Work out the number of lines containing "text". Give that number alone.

Dataset rows about figures
----------------
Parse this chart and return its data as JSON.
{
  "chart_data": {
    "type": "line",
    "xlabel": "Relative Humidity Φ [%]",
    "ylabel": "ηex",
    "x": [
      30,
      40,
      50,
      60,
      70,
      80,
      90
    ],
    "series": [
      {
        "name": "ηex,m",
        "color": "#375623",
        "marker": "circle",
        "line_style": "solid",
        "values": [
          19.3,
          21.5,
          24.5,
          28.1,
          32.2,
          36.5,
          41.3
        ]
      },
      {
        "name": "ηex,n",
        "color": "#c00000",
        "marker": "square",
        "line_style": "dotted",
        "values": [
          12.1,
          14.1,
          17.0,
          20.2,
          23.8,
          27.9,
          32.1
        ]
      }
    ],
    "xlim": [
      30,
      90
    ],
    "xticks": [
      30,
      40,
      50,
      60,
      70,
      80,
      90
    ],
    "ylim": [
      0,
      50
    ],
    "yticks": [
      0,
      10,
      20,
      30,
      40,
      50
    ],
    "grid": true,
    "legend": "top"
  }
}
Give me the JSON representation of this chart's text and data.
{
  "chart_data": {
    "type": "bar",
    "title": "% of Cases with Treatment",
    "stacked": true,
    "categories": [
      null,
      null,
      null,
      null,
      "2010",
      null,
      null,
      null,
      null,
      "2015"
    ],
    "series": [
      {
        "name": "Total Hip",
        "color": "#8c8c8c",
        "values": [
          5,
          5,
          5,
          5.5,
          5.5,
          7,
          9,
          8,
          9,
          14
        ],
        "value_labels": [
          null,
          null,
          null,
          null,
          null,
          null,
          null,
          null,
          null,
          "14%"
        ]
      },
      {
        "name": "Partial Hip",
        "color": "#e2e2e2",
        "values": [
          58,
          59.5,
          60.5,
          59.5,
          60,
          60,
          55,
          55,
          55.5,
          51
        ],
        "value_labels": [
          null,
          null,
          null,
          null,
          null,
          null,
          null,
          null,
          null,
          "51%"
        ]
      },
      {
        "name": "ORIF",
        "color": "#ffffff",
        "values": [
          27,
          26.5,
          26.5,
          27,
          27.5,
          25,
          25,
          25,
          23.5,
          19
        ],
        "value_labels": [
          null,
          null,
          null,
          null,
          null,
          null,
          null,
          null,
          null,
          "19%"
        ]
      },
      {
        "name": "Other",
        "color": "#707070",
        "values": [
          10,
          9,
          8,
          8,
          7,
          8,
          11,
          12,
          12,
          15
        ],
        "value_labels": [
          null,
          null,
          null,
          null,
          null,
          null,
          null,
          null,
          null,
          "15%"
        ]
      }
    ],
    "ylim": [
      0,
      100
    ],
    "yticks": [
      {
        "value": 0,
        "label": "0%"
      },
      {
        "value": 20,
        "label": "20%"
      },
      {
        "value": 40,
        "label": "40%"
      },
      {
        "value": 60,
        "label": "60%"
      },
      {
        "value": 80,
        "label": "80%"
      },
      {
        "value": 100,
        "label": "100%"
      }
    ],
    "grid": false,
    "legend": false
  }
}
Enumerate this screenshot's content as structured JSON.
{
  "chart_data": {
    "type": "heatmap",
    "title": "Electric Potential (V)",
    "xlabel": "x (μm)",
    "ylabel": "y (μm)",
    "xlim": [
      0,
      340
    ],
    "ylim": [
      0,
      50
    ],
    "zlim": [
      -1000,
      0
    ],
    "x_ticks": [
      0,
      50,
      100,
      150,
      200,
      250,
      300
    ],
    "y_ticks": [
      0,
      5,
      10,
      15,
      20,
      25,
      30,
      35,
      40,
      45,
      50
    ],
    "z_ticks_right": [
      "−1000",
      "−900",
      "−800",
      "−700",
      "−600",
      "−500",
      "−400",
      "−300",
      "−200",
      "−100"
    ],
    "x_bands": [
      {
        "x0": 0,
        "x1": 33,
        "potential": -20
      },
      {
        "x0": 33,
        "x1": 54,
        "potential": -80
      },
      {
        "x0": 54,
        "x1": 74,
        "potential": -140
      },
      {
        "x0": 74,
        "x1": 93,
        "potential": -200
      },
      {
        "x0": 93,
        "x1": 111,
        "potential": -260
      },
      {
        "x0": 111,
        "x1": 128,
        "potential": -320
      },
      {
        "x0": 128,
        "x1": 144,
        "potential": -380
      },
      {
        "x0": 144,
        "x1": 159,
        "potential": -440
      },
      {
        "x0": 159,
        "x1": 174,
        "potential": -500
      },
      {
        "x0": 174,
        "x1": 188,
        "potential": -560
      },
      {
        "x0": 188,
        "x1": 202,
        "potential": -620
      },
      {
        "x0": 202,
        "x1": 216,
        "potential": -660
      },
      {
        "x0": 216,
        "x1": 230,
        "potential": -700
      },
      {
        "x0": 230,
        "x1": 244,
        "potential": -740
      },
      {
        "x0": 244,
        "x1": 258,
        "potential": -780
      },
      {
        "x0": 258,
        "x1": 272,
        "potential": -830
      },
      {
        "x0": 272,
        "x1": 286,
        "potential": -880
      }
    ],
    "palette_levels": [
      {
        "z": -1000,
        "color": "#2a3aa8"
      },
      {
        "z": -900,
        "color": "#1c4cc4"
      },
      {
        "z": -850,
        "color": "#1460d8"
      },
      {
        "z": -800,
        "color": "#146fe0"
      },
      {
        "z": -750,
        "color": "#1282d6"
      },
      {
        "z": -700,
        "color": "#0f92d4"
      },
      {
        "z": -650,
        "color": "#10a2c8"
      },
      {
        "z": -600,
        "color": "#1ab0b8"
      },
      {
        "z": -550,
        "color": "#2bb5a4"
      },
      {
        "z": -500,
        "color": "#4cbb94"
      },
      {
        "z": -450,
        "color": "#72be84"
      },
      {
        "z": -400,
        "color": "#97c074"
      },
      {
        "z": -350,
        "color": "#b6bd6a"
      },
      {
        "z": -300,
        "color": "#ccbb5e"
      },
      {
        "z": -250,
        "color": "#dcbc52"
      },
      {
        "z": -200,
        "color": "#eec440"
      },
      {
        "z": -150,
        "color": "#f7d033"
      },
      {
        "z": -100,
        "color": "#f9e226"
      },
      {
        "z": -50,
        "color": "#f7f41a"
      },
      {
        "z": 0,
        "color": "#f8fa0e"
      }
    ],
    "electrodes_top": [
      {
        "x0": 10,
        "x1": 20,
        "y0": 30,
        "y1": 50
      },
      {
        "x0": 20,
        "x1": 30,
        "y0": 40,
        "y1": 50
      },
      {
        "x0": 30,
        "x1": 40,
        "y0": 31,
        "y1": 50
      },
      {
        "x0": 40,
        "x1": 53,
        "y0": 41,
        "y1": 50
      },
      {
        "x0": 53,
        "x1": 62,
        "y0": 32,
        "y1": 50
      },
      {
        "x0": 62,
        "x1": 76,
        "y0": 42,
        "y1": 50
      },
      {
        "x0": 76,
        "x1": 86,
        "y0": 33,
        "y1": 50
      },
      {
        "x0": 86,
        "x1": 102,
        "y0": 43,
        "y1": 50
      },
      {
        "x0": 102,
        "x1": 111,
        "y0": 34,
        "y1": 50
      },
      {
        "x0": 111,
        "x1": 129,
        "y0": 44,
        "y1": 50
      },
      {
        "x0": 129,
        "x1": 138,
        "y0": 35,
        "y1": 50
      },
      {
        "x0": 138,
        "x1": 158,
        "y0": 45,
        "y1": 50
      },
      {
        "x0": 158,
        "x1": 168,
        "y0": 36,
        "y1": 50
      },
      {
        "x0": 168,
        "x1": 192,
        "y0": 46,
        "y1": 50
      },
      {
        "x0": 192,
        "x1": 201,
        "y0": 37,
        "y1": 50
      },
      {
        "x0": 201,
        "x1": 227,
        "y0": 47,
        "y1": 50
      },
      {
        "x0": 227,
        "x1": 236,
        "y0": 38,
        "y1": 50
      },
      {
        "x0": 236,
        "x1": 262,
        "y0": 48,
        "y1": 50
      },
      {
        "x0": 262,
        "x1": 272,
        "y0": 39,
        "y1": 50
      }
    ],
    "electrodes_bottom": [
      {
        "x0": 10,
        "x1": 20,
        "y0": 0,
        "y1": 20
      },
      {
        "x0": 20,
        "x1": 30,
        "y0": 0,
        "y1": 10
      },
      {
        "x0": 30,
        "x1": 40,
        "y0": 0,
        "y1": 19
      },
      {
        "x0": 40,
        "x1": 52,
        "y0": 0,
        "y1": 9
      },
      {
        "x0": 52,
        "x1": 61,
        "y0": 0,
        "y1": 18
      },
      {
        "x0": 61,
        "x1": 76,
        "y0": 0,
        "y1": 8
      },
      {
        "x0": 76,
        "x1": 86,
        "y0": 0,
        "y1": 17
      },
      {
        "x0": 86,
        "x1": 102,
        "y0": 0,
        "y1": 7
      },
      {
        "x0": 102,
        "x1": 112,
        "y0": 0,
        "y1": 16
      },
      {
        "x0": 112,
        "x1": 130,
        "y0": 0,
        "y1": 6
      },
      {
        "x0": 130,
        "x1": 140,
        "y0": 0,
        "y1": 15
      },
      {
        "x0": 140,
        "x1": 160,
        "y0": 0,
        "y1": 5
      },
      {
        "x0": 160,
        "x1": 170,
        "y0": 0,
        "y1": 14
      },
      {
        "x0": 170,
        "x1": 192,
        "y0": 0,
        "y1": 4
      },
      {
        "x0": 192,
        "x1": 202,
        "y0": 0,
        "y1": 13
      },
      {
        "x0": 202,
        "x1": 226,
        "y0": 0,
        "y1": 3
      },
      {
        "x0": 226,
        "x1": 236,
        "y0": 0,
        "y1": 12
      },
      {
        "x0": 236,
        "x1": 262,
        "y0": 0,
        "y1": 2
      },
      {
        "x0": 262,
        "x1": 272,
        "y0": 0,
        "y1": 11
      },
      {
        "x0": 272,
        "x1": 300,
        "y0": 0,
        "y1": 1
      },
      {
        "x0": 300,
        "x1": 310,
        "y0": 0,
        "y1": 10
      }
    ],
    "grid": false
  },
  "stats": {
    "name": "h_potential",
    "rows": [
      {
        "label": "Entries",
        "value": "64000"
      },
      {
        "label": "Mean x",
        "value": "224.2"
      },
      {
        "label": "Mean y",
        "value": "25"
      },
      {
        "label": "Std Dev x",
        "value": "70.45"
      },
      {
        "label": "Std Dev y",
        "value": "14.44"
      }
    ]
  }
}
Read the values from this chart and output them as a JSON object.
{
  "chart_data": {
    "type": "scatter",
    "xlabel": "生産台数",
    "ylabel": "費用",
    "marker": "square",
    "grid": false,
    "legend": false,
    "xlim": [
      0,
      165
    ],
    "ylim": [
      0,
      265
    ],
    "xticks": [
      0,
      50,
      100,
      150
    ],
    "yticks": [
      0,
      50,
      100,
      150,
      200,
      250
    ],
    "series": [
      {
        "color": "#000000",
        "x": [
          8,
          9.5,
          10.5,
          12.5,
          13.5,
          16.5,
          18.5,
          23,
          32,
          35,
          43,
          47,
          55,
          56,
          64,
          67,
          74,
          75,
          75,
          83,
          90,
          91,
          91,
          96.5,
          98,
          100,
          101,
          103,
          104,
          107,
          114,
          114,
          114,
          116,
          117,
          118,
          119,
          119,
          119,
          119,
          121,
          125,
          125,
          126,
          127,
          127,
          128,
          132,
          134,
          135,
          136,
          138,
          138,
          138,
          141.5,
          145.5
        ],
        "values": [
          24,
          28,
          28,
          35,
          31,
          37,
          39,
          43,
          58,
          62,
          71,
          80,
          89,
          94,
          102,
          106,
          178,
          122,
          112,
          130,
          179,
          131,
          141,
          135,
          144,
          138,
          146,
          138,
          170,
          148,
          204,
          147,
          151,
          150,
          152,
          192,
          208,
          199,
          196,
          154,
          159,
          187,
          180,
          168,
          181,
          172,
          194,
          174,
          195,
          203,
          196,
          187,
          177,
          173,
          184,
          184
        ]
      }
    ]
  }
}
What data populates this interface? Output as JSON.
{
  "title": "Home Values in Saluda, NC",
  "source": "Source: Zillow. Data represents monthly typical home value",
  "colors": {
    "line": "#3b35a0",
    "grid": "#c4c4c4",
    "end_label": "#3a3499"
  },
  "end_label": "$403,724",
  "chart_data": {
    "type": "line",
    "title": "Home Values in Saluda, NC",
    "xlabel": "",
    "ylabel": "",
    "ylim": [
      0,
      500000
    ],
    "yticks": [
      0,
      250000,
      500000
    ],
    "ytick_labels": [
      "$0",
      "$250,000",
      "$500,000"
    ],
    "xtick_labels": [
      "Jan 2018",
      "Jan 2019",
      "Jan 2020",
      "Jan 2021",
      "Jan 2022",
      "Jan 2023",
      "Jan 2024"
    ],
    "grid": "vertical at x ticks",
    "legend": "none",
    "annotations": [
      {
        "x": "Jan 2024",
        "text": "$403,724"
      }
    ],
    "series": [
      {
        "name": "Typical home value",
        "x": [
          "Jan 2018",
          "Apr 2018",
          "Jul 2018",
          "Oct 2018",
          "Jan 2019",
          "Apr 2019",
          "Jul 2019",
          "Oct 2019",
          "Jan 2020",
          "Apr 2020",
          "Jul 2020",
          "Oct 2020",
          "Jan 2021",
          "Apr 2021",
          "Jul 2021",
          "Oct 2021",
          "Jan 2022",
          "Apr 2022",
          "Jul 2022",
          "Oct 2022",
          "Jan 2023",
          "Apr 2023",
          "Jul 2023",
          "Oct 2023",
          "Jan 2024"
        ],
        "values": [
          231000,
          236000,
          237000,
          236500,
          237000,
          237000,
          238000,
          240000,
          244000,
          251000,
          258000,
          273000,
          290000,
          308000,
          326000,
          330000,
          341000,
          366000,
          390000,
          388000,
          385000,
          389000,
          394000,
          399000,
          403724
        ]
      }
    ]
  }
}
----------------
▶ _PROBLEM SOLUTION_: 2